--- VOS CONSIGNES ---
a – Dans le texte sur l’UPEDD, condensez sous forme de liste le paragraphe commençant par « Nos fleuves et nos rivières » en gardant ses faits essentiels.
b – Indiquez, s’il vous plaît, si chaque affirmation concorde avec le texte sur l’UPEDD, en répondant par oui ou par non et en citant les mots du texte qui tranchent : (i) le festival de l’Oh ! a été créé par le Conseil général du Val-de-Marne il y a dix ans ; (ii) l’université populaire vise un public restreint ; (iii) l’art tient une place secondaire dans le festival.
c – Rédigez la suite du texte sur l’UPEDD, en partant de sa dernière phrase.

--- BLOC DE TEXTE ---

════

Pourquoi et comment est née l’Université populaire de l’Eau et du développement durable (UPEDD) ?
L’Université populaire de l’Eau et du Développement Durable est née de la volonté d’offrir à l’eau et à la compréhension de ses enjeux un espace de réflexion publique.
Avec le festival de l’Oh ! le Conseil général du Val-de-Marne a inventé, il y a dix ans, une manifestation originale qui contribue à faire revenir le patrimoine fluvial de Paris et de sa banlieue dans le champ de vision de ses habitants. Il interpelle sur la place de l’eau en ville : sa fonction, ses usages, ses valeurs sociales ou symboliques…
L’art y occupe une place prépondérante car les artistes ont le pouvoir d’enchanter les choses et les lieux. Mais le débat, dont l’eau a tant besoin pour demeurer un Bien commun, constitue aussi une de ses ambitions. Il était donc naturel d’adjoindre à la fête et à la convivialité un rendez-vous régulier, approfondi, ouvert à tous, utile pour construire une sorte de « citoyenneté de l’eau ».
Cette université populaire s’adresse à un large public. Elle propose une approche et une réflexion à la fois environnementales, sociologiques et culturelles sur un fleuve étranger. Est-ce pour susciter de nouvelles cultures de l’eau en France ?
Nos fleuves et nos rivières sont une ressource formidable, mais ils ne sont pas que cela. Ils sont un moyen de naviguer, mais aussi un espace de biodiversité à protéger. Ils sont des réservoirs d’eau potable, ou à usage agricole, mais aussi terrain de jeu, de baignade, de sports nautiques. L’eau est une denrée vitale mais elle est aussi le lien d’un territoire à l’autre. C’est souvent en suivant le fil de l’eau que se sont organisées les grandes migrations humaines. C’est encore par la Seine que cheminent aujourd’hui l’essentiel des matériaux de construction, les sables et les ciments utilisés en région parisienne.

════

Annotations des zones d’éléments:
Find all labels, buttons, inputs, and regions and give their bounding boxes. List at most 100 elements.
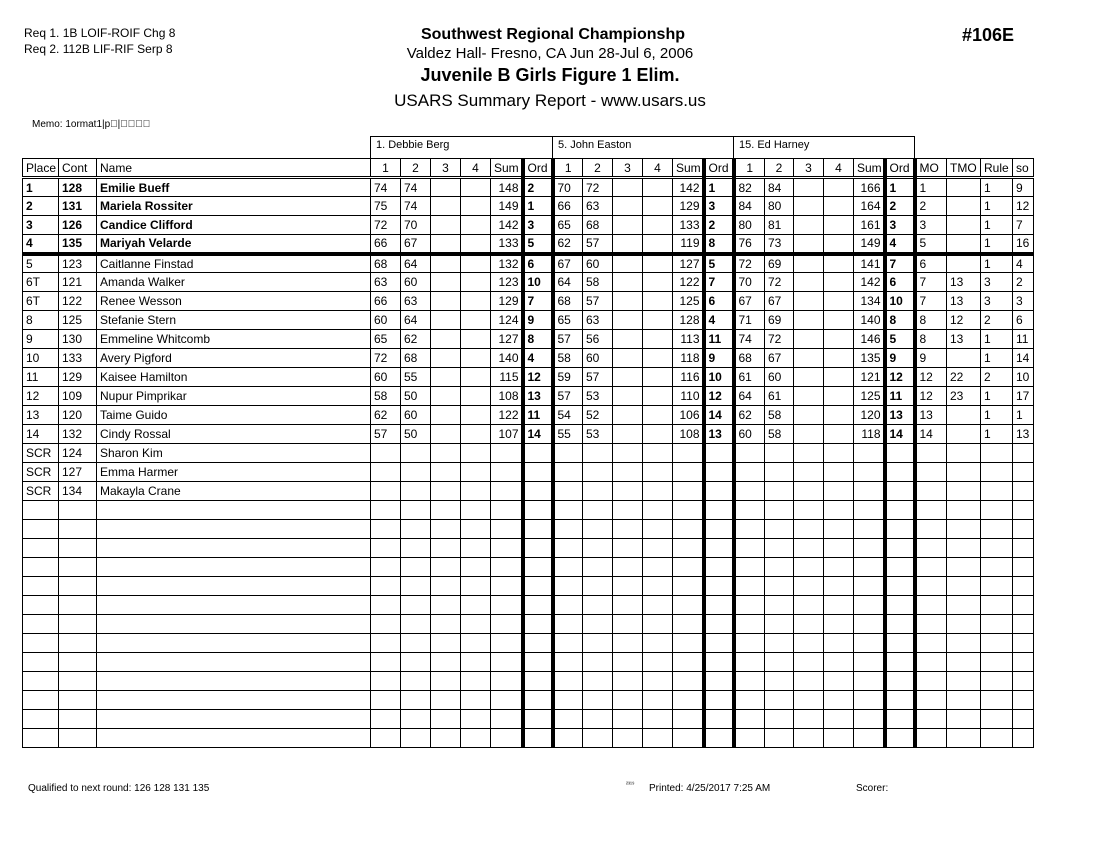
cell-4 (460, 329, 491, 349)
cell-mo (912, 633, 947, 653)
cell-2: 68 (400, 348, 431, 368)
cell-sum (672, 633, 704, 653)
cell-ord (520, 462, 553, 482)
cell-4 (642, 500, 673, 520)
table-row: 10 133 Avery Pigford 72 68 140 4 58 60 118 9 68 67 13… (22, 348, 1034, 368)
cell-name: Emma Harmer (96, 462, 371, 482)
cell-4 (642, 709, 673, 729)
cell-ord: 5 (701, 253, 734, 273)
cell-4 (460, 386, 491, 406)
cell-ord: 2 (882, 196, 915, 216)
cell-mo (912, 709, 947, 729)
cell-sum (853, 519, 885, 539)
cell-mo: 7 (912, 291, 947, 311)
cell-2: 58 (582, 272, 613, 292)
cell-ord: 13 (882, 405, 915, 425)
cell-1: 70 (731, 272, 765, 292)
cell-mo: 1 (912, 177, 947, 197)
cell-2 (764, 557, 794, 577)
column-header-1: 1 (370, 158, 401, 179)
cell-1: 76 (731, 234, 765, 256)
cell-mo: 3 (912, 215, 947, 235)
cell-cont: 121 (58, 272, 97, 292)
cell-so (1012, 728, 1034, 748)
cell-2 (400, 709, 431, 729)
cell-2 (400, 652, 431, 672)
cell-4 (823, 234, 854, 256)
table-row: 9 130 Emmeline Whitcomb 65 62 127 8 57 56 113 11 74… (22, 329, 1034, 349)
cell-name (96, 671, 371, 691)
cell-so (1012, 671, 1034, 691)
cell-cont: 133 (58, 348, 97, 368)
cell-1: 71 (731, 310, 765, 330)
cell-4 (460, 519, 491, 539)
cell-1 (370, 709, 401, 729)
cell-2 (764, 462, 794, 482)
cell-1 (731, 614, 765, 634)
cell-1 (550, 538, 583, 558)
cell-1 (731, 671, 765, 691)
printed-timestamp: Printed: 4/25/2017 7:25 AM (649, 783, 771, 794)
cell-1 (731, 538, 765, 558)
cell-sum: 149 (853, 234, 885, 256)
cell-tmo (946, 633, 981, 653)
cell-4 (460, 481, 491, 501)
column-header-sum: Sum (490, 158, 523, 179)
column-header-2: 2 (582, 158, 613, 179)
cell-rule (980, 690, 1013, 710)
judge-2-header: 5. John Easton (552, 136, 734, 158)
cell-3 (430, 367, 461, 387)
empty-row (22, 576, 1034, 596)
cell-2: 50 (400, 386, 431, 406)
cell-ord (701, 462, 734, 482)
empty-row (22, 538, 1034, 558)
cell-place: 11 (22, 367, 59, 387)
cell-place (22, 728, 59, 748)
cell-mo: 2 (912, 196, 947, 216)
cell-mo (912, 614, 947, 634)
cell-4 (460, 557, 491, 577)
cell-4 (823, 690, 854, 710)
cell-name (96, 500, 371, 520)
table-row: 14 132 Cindy Rossal 57 50 107 14 55 53 108 13 60 58 1… (22, 424, 1034, 444)
cell-ord: 14 (701, 405, 734, 425)
cell-3 (612, 196, 643, 216)
cell-1: 72 (370, 348, 401, 368)
cell-sum (672, 500, 704, 520)
cell-ord: 5 (882, 329, 915, 349)
cell-2 (582, 443, 613, 463)
column-header-3: 3 (612, 158, 643, 179)
cell-3 (793, 443, 824, 463)
cell-so: 16 (1012, 234, 1034, 256)
cell-4 (460, 614, 491, 634)
cell-so (1012, 519, 1034, 539)
cell-ord (701, 538, 734, 558)
cell-1: 65 (550, 215, 583, 235)
cell-name: Mariyah Velarde (96, 234, 371, 256)
cell-sum (490, 633, 523, 653)
judge-3-header: 15. Ed Harney (733, 136, 915, 158)
cell-2: 81 (764, 215, 794, 235)
cell-name: Candice Clifford (96, 215, 371, 235)
cell-1: 65 (550, 310, 583, 330)
cell-3 (793, 177, 824, 197)
cell-3 (430, 481, 461, 501)
cell-1 (550, 462, 583, 482)
table-row: 6T 121 Amanda Walker 63 60 123 10 64 58 122 7 70 72 1… (22, 272, 1034, 292)
cell-1 (731, 633, 765, 653)
table-row: 4 135 Mariyah Velarde 66 67 133 5 62 57 119 8 76 73 1… (22, 234, 1034, 256)
cell-3 (612, 443, 643, 463)
cell-name: Mariela Rossiter (96, 196, 371, 216)
cell-2 (764, 728, 794, 748)
cell-sum: 142 (490, 215, 523, 235)
cell-4 (642, 614, 673, 634)
cell-ord (882, 443, 915, 463)
cell-sum: 116 (672, 367, 704, 387)
cell-2: 63 (582, 196, 613, 216)
scorer-label: Scorer: (856, 783, 889, 794)
cell-so (1012, 690, 1034, 710)
cell-cont (58, 557, 97, 577)
cell-sum: 148 (490, 177, 523, 197)
cell-4 (642, 310, 673, 330)
cell-rule: 3 (980, 272, 1013, 292)
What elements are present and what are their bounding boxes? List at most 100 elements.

════

--- RÉPONSES PAR CONSIGNE ---
a –
- Les fleuves et les rivières sont une ressource formidable, mais pas seulement.
- Ils servent à naviguer et forment un espace de biodiversité à protéger.
- Ce sont des réservoirs d’eau potable ou à usage agricole, mais aussi des terrains de jeu, de baignade et de sports nautiques.
- L’eau est une denrée vitale et relie aussi les territoires entre eux.
- Les grandes migrations humaines se sont souvent organisées en suivant le fil de l’eau.
- Aujourd’hui encore, l’essentiel des matériaux de construction utilisés en région parisienne (sables, ciments) passe par la Seine.

b –
(i) Oui : « Avec le festival de l’Oh ! le Conseil général du Val-de-Marne a inventé, il y a dix ans, une manifestation originale »
(ii) Non : « Cette université populaire s’adresse à un large public. »
(iii) Non : « L’art y occupe une place prépondérante »

c –
On a donc besoin des angles de vue les plus divers pour comprendre ce que l’eau apporte aux communautés humaines. La force de l’Université populaire, et en particulier de son rendez-vous hebdomadaire des « mardis de l’eau », c’est de croiser le regard d’un sociologue, d’un économiste, d’un anthropologue, d’un hydrogéologue, d’un juriste, d’un historien, parfois même d’un simple militant de l’eau… Au total, la pluralité des points de vue et des approches inscrit la richesse de l’eau dans une dimension hautement culturelle.
Quand un fleuve étranger est passé à pareil crible, on y découvre des cultures de l’eau insoupçonnées et sans doute, par effet miroir, y redécouvre-t-on les nôtres.
En 2009, le fleuve invité était le Niger. Comment s’est organisé le cycle de conférences ?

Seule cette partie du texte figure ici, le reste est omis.